EXERCISE GOAL: Check every line of the entries below for the word "addins", and copy the ones that have it.

(Stored entries)
*-*-*
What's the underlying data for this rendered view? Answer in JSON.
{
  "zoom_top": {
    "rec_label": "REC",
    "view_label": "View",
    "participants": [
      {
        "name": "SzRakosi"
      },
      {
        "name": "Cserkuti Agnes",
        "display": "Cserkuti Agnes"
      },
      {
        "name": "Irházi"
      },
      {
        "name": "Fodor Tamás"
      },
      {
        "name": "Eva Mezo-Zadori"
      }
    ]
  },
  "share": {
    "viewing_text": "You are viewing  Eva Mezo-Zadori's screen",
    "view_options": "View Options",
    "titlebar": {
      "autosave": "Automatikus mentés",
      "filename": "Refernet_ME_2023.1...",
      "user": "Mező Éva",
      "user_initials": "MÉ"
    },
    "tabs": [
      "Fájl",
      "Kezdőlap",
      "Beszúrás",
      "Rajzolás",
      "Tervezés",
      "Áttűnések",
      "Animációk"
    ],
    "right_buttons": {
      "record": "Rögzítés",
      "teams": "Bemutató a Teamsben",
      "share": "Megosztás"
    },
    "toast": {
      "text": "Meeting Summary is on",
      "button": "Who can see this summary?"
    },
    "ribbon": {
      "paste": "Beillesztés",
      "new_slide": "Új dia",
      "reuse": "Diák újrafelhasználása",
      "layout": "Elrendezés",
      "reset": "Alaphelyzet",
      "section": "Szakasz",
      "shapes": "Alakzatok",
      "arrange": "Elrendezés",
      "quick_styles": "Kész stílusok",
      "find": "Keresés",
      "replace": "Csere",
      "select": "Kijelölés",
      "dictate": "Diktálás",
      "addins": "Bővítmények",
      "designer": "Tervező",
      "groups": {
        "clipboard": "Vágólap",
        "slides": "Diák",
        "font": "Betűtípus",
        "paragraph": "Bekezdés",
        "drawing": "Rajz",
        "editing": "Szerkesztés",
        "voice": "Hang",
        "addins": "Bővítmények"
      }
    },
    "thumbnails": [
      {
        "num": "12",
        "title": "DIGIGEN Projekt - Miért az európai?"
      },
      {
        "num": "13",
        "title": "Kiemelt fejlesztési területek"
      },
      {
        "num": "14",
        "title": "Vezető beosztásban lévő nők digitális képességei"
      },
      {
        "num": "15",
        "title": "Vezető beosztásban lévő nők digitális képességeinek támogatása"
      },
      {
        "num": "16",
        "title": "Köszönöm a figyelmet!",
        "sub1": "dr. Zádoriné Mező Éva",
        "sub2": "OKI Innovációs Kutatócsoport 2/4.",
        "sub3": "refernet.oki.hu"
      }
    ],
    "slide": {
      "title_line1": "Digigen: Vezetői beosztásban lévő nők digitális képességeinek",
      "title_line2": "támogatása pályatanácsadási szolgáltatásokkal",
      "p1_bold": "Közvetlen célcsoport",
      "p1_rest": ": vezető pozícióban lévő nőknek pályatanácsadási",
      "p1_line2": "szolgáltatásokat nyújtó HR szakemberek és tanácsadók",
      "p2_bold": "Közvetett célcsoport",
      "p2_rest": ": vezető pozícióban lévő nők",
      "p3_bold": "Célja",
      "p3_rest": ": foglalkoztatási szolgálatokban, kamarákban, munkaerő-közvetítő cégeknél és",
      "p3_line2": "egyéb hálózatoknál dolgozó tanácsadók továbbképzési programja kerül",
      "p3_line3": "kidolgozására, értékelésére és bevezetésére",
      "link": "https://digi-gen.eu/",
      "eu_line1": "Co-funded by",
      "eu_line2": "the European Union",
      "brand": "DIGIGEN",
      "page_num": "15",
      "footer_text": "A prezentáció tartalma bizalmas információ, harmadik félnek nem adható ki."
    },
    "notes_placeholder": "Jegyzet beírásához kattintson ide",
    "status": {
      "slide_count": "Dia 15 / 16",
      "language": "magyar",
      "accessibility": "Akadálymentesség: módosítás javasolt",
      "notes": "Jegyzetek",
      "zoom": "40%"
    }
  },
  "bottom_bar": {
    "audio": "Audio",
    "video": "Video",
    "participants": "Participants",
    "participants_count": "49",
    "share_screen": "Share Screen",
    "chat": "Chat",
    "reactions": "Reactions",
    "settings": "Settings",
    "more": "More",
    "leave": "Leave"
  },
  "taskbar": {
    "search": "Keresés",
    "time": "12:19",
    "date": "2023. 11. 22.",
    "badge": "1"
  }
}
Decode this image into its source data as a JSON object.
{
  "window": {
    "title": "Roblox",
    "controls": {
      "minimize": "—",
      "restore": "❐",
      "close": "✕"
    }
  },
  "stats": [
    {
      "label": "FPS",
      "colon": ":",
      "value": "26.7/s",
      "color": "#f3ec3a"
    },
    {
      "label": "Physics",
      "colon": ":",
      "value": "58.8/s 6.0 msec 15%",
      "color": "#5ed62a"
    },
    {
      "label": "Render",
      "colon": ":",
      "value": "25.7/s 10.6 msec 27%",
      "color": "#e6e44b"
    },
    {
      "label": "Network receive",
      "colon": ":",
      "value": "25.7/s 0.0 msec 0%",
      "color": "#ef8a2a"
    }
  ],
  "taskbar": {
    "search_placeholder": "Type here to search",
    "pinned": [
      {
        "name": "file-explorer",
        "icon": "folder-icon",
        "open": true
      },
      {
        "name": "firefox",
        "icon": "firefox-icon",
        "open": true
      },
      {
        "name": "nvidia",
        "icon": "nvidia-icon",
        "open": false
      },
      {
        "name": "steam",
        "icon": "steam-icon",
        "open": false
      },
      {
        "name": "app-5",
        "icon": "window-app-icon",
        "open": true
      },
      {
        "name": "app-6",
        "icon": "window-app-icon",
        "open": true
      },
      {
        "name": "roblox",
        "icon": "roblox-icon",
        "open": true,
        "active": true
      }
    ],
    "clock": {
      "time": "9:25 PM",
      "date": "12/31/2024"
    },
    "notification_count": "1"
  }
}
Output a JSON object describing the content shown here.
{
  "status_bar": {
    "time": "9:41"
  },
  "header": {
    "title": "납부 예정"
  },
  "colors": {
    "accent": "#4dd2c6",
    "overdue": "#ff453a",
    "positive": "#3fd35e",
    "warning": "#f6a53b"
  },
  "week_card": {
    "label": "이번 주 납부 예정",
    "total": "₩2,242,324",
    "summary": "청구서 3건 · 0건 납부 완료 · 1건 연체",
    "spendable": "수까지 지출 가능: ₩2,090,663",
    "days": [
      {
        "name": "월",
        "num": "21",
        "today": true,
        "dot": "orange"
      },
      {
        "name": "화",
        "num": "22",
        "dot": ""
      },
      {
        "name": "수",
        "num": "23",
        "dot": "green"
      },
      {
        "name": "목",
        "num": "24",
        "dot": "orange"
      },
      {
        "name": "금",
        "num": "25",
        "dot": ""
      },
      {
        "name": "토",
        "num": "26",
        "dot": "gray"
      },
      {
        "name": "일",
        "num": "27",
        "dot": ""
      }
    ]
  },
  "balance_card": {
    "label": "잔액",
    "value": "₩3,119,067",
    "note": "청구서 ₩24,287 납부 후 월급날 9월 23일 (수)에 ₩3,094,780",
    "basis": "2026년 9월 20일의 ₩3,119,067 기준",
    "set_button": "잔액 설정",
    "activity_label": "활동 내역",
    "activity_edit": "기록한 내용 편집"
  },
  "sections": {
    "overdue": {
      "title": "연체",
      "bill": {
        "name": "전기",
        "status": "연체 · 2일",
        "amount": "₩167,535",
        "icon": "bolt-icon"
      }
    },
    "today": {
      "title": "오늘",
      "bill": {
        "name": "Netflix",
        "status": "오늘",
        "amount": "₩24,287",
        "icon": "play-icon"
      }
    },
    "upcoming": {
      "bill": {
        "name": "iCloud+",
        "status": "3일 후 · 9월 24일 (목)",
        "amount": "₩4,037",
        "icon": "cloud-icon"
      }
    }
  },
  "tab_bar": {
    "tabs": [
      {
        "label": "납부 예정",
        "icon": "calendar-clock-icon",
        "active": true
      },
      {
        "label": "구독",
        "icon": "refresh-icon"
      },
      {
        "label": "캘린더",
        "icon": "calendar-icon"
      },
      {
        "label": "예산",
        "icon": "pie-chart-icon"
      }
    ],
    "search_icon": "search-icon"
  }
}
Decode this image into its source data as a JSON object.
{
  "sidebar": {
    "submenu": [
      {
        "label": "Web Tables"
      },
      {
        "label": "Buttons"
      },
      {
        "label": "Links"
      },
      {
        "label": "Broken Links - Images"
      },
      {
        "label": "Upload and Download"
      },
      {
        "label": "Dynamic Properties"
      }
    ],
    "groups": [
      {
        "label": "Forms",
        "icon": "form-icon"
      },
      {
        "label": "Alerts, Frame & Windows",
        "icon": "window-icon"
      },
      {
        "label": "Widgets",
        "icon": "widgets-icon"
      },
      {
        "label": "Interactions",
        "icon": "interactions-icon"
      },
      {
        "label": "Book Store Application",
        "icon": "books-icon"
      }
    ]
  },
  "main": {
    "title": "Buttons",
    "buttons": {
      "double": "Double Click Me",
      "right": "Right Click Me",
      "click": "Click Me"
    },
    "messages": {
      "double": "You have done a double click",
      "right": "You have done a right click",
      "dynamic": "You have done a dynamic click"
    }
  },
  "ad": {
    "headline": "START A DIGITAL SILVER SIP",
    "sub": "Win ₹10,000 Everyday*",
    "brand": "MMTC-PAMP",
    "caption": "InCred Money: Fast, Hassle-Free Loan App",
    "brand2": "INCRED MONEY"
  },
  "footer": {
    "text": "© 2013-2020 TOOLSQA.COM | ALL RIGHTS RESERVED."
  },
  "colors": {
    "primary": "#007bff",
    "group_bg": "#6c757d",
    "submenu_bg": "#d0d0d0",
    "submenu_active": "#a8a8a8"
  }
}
*-*-*
WRITTEN SOLUTION:
      "addins": "Bővítmények",
        "addins": "Bővítmények"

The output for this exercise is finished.